■ **SHORT EXERCISE**:
Extract all of the entries and give them again, word for word.

Start of INFORMATION GIVEN

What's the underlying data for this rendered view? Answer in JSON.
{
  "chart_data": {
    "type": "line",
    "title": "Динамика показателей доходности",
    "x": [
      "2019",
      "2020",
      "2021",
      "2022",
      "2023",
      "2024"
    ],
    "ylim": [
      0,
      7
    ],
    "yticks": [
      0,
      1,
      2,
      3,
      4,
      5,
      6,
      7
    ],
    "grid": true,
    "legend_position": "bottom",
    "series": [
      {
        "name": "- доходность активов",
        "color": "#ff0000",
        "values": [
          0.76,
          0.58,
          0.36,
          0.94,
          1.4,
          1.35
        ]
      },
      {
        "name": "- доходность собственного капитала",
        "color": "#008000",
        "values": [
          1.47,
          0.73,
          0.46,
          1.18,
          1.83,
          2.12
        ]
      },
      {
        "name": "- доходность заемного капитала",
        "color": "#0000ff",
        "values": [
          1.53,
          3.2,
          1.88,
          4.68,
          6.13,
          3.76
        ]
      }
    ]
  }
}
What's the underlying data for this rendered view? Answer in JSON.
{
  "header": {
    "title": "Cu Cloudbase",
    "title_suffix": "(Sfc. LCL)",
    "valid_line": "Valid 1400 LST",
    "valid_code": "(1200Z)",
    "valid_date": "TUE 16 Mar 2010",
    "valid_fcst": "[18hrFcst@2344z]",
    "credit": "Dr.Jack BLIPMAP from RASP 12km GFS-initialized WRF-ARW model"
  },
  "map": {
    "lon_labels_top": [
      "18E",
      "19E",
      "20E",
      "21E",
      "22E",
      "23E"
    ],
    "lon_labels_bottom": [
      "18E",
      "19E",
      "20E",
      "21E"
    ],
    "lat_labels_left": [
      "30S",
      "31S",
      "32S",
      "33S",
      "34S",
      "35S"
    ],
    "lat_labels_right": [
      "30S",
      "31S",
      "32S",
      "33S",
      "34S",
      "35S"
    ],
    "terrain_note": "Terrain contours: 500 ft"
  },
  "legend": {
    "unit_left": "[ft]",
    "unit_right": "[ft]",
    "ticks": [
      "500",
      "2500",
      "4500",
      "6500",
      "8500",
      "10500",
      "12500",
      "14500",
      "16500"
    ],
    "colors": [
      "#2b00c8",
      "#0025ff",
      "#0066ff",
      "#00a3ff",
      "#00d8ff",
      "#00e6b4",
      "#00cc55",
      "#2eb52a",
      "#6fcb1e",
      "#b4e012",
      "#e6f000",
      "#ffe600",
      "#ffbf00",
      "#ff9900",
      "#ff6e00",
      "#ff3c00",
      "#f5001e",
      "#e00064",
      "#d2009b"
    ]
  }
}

End of INFORMATION GIVEN

■ **WORKED SOLUTION**:
What's the underlying data for this rendered view? Answer in JSON.
{
  "chart_data": {
    "type": "line",
    "title": "Динамика показателей доходности",
    "x": [
      "2019",
      "2020",
      "2021",
      "2022",
      "2023",
      "2024"
    ],
    "ylim": [
      0,
      7
    ],
    "yticks": [
      0,
      1,
      2,
      3,
      4,
      5,
      6,
      7
    ],
    "grid": true,
    "legend_position": "bottom",
    "series": [
      {
        "name": "- доходность активов",
        "color": "#ff0000",
        "values": [
          0.76,
          0.58,
          0.36,
          0.94,
          1.4,
          1.35
        ]
      },
      {
        "name": "- доходность собственного капитала",
        "color": "#008000",
        "values": [
          1.47,
          0.73,
          0.46,
          1.18,
          1.83,
          2.12
        ]
      },
      {
        "name": "- доходность заемного капитала",
        "color": "#0000ff",
        "values": [
          1.53,
          3.2,
          1.88,
          4.68,
          6.13,
          3.76
        ]
      }
    ]
  }
}
What's the underlying data for this rendered view? Answer in JSON.
{
  "header": {
    "title": "Cu Cloudbase",
    "title_suffix": "(Sfc. LCL)",
    "valid_line": "Valid 1400 LST",
    "valid_code": "(1200Z)",
    "valid_date": "TUE 16 Mar 2010",
    "valid_fcst": "[18hrFcst@2344z]",
    "credit": "Dr.Jack BLIPMAP from RASP 12km GFS-initialized WRF-ARW model"
  },
  "map": {
    "lon_labels_top": [
      "18E",
      "19E",
      "20E",
      "21E",
      "22E",
      "23E"
    ],
    "lon_labels_bottom": [
      "18E",
      "19E",
      "20E",
      "21E"
    ],
    "lat_labels_left": [
      "30S",
      "31S",
      "32S",
      "33S",
      "34S",
      "35S"
    ],
    "lat_labels_right": [
      "30S",
      "31S",
      "32S",
      "33S",
      "34S",
      "35S"
    ],
    "terrain_note": "Terrain contours: 500 ft"
  },
  "legend": {
    "unit_left": "[ft]",
    "unit_right": "[ft]",
    "ticks": [
      "500",
      "2500",
      "4500",
      "6500",
      "8500",
      "10500",
      "12500",
      "14500",
      "16500"
    ],
    "colors": [
      "#2b00c8",
      "#0025ff",
      "#0066ff",
      "#00a3ff",
      "#00d8ff",
      "#00e6b4",
      "#00cc55",
      "#2eb52a",
      "#6fcb1e",
      "#b4e012",
      "#e6f000",
      "#ffe600",
      "#ffbf00",
      "#ff9900",
      "#ff6e00",
      "#ff3c00",
      "#f5001e",
      "#e00064",
      "#d2009b"
    ]
  }
}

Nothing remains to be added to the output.